### Task details:
Restate the whole of the material. Keep every word, and drop the pictures.

++++ Record set

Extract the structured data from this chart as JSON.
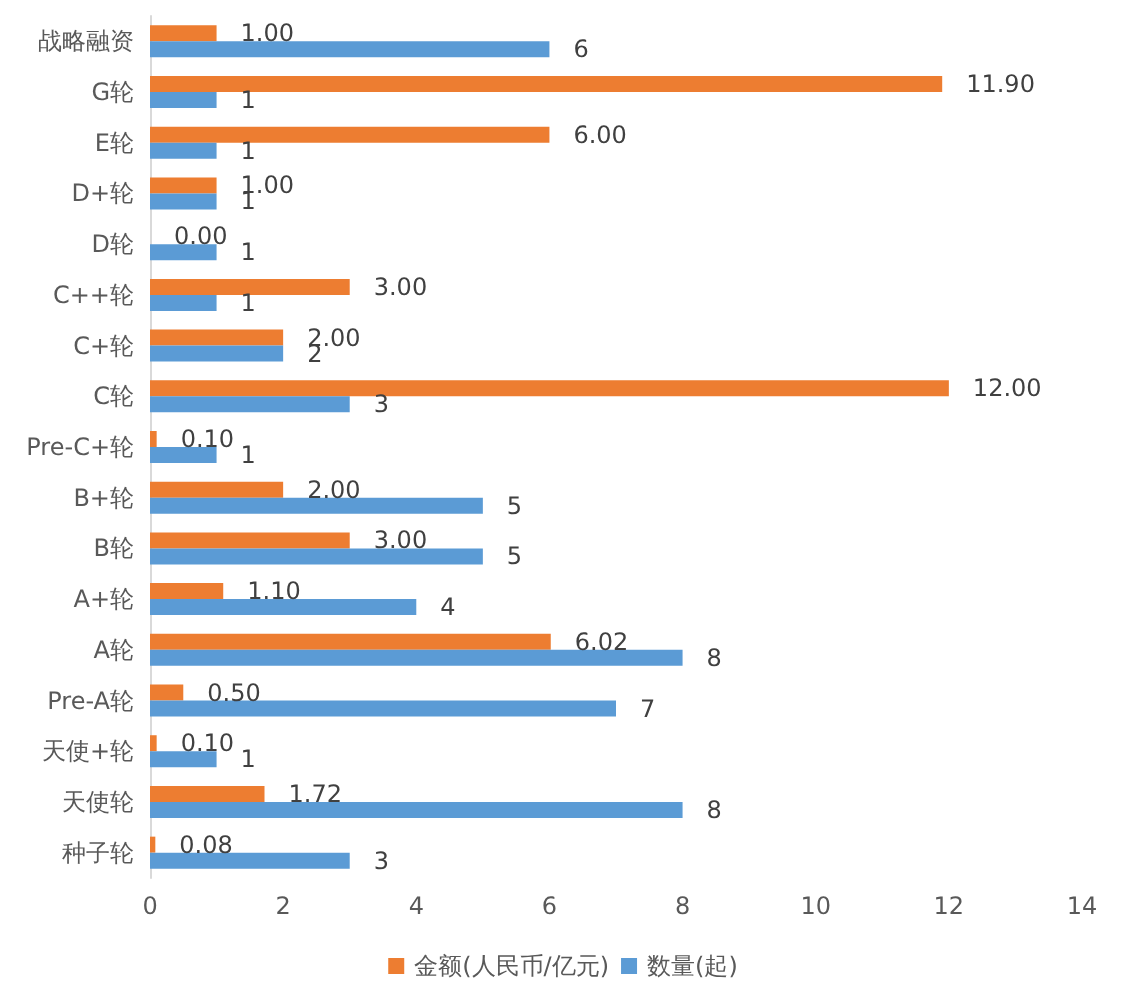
{
  "chart_data": {
    "type": "bar",
    "orientation": "horizontal",
    "categories": [
      "战略融资",
      "G轮",
      "E轮",
      "D+轮",
      "D轮",
      "C++轮",
      "C+轮",
      "C轮",
      "Pre-C+轮",
      "B+轮",
      "B轮",
      "A+轮",
      "A轮",
      "Pre-A轮",
      "天使+轮",
      "天使轮",
      "种子轮"
    ],
    "series": [
      {
        "name": "金额(人民币/亿元)",
        "color": "#ed7d31",
        "values": [
          1.0,
          11.9,
          6.0,
          1.0,
          0.0,
          3.0,
          2.0,
          12.0,
          0.1,
          2.0,
          3.0,
          1.1,
          6.02,
          0.5,
          0.1,
          1.72,
          0.08
        ],
        "value_labels": [
          "1.00",
          "11.90",
          "6.00",
          "1.00",
          "0.00",
          "3.00",
          "2.00",
          "12.00",
          "0.10",
          "2.00",
          "3.00",
          "1.10",
          "6.02",
          "0.50",
          "0.10",
          "1.72",
          "0.08"
        ]
      },
      {
        "name": "数量(起)",
        "color": "#5b9bd5",
        "values": [
          6,
          1,
          1,
          1,
          1,
          1,
          2,
          3,
          1,
          5,
          5,
          4,
          8,
          7,
          1,
          8,
          3
        ],
        "value_labels": [
          "6",
          "1",
          "1",
          "1",
          "1",
          "1",
          "2",
          "3",
          "1",
          "5",
          "5",
          "4",
          "8",
          "7",
          "1",
          "8",
          "3"
        ]
      }
    ],
    "xlim": [
      0,
      14
    ],
    "xticks": [
      0,
      2,
      4,
      6,
      8,
      10,
      12,
      14
    ],
    "grid": false,
    "legend": "bottom"
  }
}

++++++++

### Completed exercise:
Extract the structured data from this chart as JSON.
{
  "chart_data": {
    "type": "bar",
    "orientation": "horizontal",
    "categories": [
      "战略融资",
      "G轮",
      "E轮",
      "D+轮",
      "D轮",
      "C++轮",
      "C+轮",
      "C轮",
      "Pre-C+轮",
      "B+轮",
      "B轮",
      "A+轮",
      "A轮",
      "Pre-A轮",
      "天使+轮",
      "天使轮",
      "种子轮"
    ],
    "series": [
      {
        "name": "金额(人民币/亿元)",
        "color": "#ed7d31",
        "values": [
          1.0,
          11.9,
          6.0,
          1.0,
          0.0,
          3.0,
          2.0,
          12.0,
          0.1,
          2.0,
          3.0,
          1.1,
          6.02,
          0.5,
          0.1,
          1.72,
          0.08
        ],
        "value_labels": [
          "1.00",
          "11.90",
          "6.00",
          "1.00",
          "0.00",
          "3.00",
          "2.00",
          "12.00",
          "0.10",
          "2.00",
          "3.00",
          "1.10",
          "6.02",
          "0.50",
          "0.10",
          "1.72",
          "0.08"
        ]
      },
      {
        "name": "数量(起)",
        "color": "#5b9bd5",
        "values": [
          6,
          1,
          1,
          1,
          1,
          1,
          2,
          3,
          1,
          5,
          5,
          4,
          8,
          7,
          1,
          8,
          3
        ],
        "value_labels": [
          "6",
          "1",
          "1",
          "1",
          "1",
          "1",
          "2",
          "3",
          "1",
          "5",
          "5",
          "4",
          "8",
          "7",
          "1",
          "8",
          "3"
        ]
      }
    ],
    "xlim": [
      0,
      14
    ],
    "xticks": [
      0,
      2,
      4,
      6,
      8,
      10,
      12,
      14
    ],
    "grid": false,
    "legend": "bottom"
  }
}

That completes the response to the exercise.